Output the material below in its entirety, exactly as given.

- **SUPPLIED MATERIAL**
★ ★ ★

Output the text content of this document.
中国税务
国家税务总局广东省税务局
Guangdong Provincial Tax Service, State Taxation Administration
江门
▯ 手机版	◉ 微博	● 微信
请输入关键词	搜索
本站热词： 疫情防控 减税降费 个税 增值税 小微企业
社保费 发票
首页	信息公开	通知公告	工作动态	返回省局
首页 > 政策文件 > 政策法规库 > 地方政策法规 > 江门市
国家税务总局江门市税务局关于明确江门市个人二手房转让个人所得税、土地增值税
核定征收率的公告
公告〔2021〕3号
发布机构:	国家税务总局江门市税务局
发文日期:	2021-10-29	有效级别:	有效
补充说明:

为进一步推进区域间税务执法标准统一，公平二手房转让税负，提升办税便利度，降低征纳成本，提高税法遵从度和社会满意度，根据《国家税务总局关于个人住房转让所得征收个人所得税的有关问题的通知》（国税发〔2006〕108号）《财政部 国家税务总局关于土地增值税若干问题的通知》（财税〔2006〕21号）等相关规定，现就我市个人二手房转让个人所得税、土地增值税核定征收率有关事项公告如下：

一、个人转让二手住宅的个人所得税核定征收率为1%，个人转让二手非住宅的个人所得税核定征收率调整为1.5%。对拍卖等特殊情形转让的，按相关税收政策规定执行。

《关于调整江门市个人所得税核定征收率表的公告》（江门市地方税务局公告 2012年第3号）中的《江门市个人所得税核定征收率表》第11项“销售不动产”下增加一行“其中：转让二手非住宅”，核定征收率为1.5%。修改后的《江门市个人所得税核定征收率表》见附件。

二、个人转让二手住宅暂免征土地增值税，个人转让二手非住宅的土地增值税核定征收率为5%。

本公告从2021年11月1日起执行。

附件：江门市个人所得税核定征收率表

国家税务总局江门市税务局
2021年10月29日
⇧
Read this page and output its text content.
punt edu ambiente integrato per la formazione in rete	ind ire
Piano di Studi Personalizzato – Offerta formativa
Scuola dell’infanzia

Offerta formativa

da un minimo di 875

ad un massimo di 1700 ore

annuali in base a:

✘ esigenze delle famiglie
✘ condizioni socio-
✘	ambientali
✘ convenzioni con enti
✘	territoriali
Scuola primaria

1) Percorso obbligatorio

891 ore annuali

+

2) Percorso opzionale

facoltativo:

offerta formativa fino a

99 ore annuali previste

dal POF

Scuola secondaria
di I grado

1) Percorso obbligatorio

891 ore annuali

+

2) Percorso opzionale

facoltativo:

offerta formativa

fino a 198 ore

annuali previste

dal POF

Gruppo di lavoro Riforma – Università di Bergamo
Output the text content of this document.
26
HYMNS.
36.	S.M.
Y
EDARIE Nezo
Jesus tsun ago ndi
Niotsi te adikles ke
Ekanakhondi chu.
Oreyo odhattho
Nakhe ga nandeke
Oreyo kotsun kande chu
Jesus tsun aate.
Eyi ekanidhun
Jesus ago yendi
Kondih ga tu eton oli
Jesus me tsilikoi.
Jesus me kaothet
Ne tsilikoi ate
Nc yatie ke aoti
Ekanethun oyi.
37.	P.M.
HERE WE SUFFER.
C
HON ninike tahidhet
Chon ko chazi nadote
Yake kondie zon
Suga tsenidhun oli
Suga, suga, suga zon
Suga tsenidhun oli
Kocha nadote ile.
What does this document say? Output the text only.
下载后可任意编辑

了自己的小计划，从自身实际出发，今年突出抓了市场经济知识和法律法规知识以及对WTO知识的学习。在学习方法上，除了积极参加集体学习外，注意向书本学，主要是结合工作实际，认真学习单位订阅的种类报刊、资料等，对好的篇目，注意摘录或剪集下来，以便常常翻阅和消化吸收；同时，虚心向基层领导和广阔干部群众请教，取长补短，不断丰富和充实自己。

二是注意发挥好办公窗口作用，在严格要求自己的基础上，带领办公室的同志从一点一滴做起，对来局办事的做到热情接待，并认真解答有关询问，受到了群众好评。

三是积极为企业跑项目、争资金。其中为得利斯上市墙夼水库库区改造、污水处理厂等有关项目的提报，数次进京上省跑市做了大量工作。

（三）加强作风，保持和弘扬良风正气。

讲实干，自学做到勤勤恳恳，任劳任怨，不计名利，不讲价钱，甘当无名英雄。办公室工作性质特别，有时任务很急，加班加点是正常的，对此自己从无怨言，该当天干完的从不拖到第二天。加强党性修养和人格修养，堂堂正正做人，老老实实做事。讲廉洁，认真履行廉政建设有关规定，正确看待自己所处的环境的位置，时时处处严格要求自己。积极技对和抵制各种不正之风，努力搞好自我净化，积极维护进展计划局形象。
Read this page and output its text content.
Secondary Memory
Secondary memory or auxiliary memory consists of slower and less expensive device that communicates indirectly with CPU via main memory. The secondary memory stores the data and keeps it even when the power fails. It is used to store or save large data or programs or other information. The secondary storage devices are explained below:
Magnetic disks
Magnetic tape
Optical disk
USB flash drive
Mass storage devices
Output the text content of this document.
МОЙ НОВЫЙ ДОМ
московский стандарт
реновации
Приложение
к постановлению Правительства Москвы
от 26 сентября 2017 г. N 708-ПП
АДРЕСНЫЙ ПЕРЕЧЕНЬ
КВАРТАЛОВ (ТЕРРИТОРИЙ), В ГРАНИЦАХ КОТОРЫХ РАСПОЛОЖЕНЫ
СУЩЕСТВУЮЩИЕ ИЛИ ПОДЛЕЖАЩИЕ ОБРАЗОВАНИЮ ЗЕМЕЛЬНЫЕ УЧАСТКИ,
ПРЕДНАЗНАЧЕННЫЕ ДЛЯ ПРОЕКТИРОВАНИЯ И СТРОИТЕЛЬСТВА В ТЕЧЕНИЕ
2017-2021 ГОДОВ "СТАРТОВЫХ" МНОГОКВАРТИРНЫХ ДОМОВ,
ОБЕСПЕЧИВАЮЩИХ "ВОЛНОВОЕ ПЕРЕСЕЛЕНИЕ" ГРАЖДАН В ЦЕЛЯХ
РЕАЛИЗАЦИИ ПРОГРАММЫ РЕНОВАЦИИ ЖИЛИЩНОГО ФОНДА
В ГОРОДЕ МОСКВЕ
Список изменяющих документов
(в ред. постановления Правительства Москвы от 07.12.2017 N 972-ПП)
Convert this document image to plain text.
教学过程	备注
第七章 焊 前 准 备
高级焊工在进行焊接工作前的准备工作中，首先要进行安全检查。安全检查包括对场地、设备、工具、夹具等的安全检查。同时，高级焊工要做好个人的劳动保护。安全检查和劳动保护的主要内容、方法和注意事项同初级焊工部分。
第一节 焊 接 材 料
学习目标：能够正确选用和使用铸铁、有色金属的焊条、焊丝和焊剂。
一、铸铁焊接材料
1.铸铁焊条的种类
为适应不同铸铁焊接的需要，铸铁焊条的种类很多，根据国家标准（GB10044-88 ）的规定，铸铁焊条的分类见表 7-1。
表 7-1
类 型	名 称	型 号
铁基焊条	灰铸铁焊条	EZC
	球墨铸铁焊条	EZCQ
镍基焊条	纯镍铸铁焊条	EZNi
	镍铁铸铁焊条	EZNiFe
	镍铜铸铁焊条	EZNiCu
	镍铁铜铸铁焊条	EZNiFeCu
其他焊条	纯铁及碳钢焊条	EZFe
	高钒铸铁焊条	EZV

★ ★ ★

- **EXERCISE SOLUTION**
Output the text content of this document.
中国税务
国家税务总局广东省税务局
Guangdong Provincial Tax Service, State Taxation Administration
江门
▯ 手机版	◉ 微博	● 微信
请输入关键词	搜索
本站热词： 疫情防控 减税降费 个税 增值税 小微企业
社保费 发票
首页	信息公开	通知公告	工作动态	返回省局
首页 > 政策文件 > 政策法规库 > 地方政策法规 > 江门市
国家税务总局江门市税务局关于明确江门市个人二手房转让个人所得税、土地增值税
核定征收率的公告
公告〔2021〕3号
发布机构:	国家税务总局江门市税务局
发文日期:	2021-10-29	有效级别:	有效
补充说明:

为进一步推进区域间税务执法标准统一，公平二手房转让税负，提升办税便利度，降低征纳成本，提高税法遵从度和社会满意度，根据《国家税务总局关于个人住房转让所得征收个人所得税的有关问题的通知》（国税发〔2006〕108号）《财政部 国家税务总局关于土地增值税若干问题的通知》（财税〔2006〕21号）等相关规定，现就我市个人二手房转让个人所得税、土地增值税核定征收率有关事项公告如下：

一、个人转让二手住宅的个人所得税核定征收率为1%，个人转让二手非住宅的个人所得税核定征收率调整为1.5%。对拍卖等特殊情形转让的，按相关税收政策规定执行。

《关于调整江门市个人所得税核定征收率表的公告》（江门市地方税务局公告 2012年第3号）中的《江门市个人所得税核定征收率表》第11项“销售不动产”下增加一行“其中：转让二手非住宅”，核定征收率为1.5%。修改后的《江门市个人所得税核定征收率表》见附件。

二、个人转让二手住宅暂免征土地增值税，个人转让二手非住宅的土地增值税核定征收率为5%。

本公告从2021年11月1日起执行。

附件：江门市个人所得税核定征收率表

国家税务总局江门市税务局
2021年10月29日
⇧
Read this page and output its text content.
punt edu ambiente integrato per la formazione in rete	ind ire
Piano di Studi Personalizzato – Offerta formativa
Scuola dell’infanzia

Offerta formativa

da un minimo di 875

ad un massimo di 1700 ore

annuali in base a:

✘ esigenze delle famiglie
✘ condizioni socio-
✘	ambientali
✘ convenzioni con enti
✘	territoriali
Scuola primaria

1) Percorso obbligatorio

891 ore annuali

+

2) Percorso opzionale

facoltativo:

offerta formativa fino a

99 ore annuali previste

dal POF

Scuola secondaria
di I grado

1) Percorso obbligatorio

891 ore annuali

+

2) Percorso opzionale

facoltativo:

offerta formativa

fino a 198 ore

annuali previste

dal POF

Gruppo di lavoro Riforma – Università di Bergamo
Output the text content of this document.
26
HYMNS.
36.	S.M.
Y
EDARIE Nezo
Jesus tsun ago ndi
Niotsi te adikles ke
Ekanakhondi chu.
Oreyo odhattho
Nakhe ga nandeke
Oreyo kotsun kande chu
Jesus tsun aate.
Eyi ekanidhun
Jesus ago yendi
Kondih ga tu eton oli
Jesus me tsilikoi.
Jesus me kaothet
Ne tsilikoi ate
Nc yatie ke aoti
Ekanethun oyi.
37.	P.M.
HERE WE SUFFER.
C
HON ninike tahidhet
Chon ko chazi nadote
Yake kondie zon
Suga tsenidhun oli
Suga, suga, suga zon
Suga tsenidhun oli
Kocha nadote ile.
What does this document say? Output the text only.
下载后可任意编辑

了自己的小计划，从自身实际出发，今年突出抓了市场经济知识和法律法规知识以及对WTO知识的学习。在学习方法上，除了积极参加集体学习外，注意向书本学，主要是结合工作实际，认真学习单位订阅的种类报刊、资料等，对好的篇目，注意摘录或剪集下来，以便常常翻阅和消化吸收；同时，虚心向基层领导和广阔干部群众请教，取长补短，不断丰富和充实自己。

二是注意发挥好办公窗口作用，在严格要求自己的基础上，带领办公室的同志从一点一滴做起，对来局办事的做到热情接待，并认真解答有关询问，受到了群众好评。

三是积极为企业跑项目、争资金。其中为得利斯上市墙夼水库库区改造、污水处理厂等有关项目的提报，数次进京上省跑市做了大量工作。

（三）加强作风，保持和弘扬良风正气。

讲实干，自学做到勤勤恳恳，任劳任怨，不计名利，不讲价钱，甘当无名英雄。办公室工作性质特别，有时任务很急，加班加点是正常的，对此自己从无怨言，该当天干完的从不拖到第二天。加强党性修养和人格修养，堂堂正正做人，老老实实做事。讲廉洁，认真履行廉政建设有关规定，正确看待自己所处的环境的位置，时时处处严格要求自己。积极技对和抵制各种不正之风，努力搞好自我净化，积极维护进展计划局形象。
Read this page and output its text content.
Secondary Memory
Secondary memory or auxiliary memory consists of slower and less expensive device that communicates indirectly with CPU via main memory. The secondary memory stores the data and keeps it even when the power fails. It is used to store or save large data or programs or other information. The secondary storage devices are explained below:
Magnetic disks
Magnetic tape
Optical disk
USB flash drive
Mass storage devices
Output the text content of this document.
МОЙ НОВЫЙ ДОМ
московский стандарт
реновации
Приложение
к постановлению Правительства Москвы
от 26 сентября 2017 г. N 708-ПП
АДРЕСНЫЙ ПЕРЕЧЕНЬ
КВАРТАЛОВ (ТЕРРИТОРИЙ), В ГРАНИЦАХ КОТОРЫХ РАСПОЛОЖЕНЫ
СУЩЕСТВУЮЩИЕ ИЛИ ПОДЛЕЖАЩИЕ ОБРАЗОВАНИЮ ЗЕМЕЛЬНЫЕ УЧАСТКИ,
ПРЕДНАЗНАЧЕННЫЕ ДЛЯ ПРОЕКТИРОВАНИЯ И СТРОИТЕЛЬСТВА В ТЕЧЕНИЕ
2017-2021 ГОДОВ "СТАРТОВЫХ" МНОГОКВАРТИРНЫХ ДОМОВ,
ОБЕСПЕЧИВАЮЩИХ "ВОЛНОВОЕ ПЕРЕСЕЛЕНИЕ" ГРАЖДАН В ЦЕЛЯХ
РЕАЛИЗАЦИИ ПРОГРАММЫ РЕНОВАЦИИ ЖИЛИЩНОГО ФОНДА
В ГОРОДЕ МОСКВЕ
Список изменяющих документов
(в ред. постановления Правительства Москвы от 07.12.2017 N 972-ПП)
Convert this document image to plain text.
教学过程	备注
第七章 焊 前 准 备
高级焊工在进行焊接工作前的准备工作中，首先要进行安全检查。安全检查包括对场地、设备、工具、夹具等的安全检查。同时，高级焊工要做好个人的劳动保护。安全检查和劳动保护的主要内容、方法和注意事项同初级焊工部分。
第一节 焊 接 材 料
学习目标：能够正确选用和使用铸铁、有色金属的焊条、焊丝和焊剂。
一、铸铁焊接材料
1.铸铁焊条的种类
为适应不同铸铁焊接的需要，铸铁焊条的种类很多，根据国家标准（GB10044-88 ）的规定，铸铁焊条的分类见表 7-1。
表 7-1
类 型	名 称	型 号
铁基焊条	灰铸铁焊条	EZC
	球墨铸铁焊条	EZCQ
镍基焊条	纯镍铸铁焊条	EZNi
	镍铁铸铁焊条	EZNiFe
	镍铜铸铁焊条	EZNiCu
	镍铁铜铸铁焊条	EZNiFeCu
其他焊条	纯铁及碳钢焊条	EZFe
	高钒铸铁焊条	EZV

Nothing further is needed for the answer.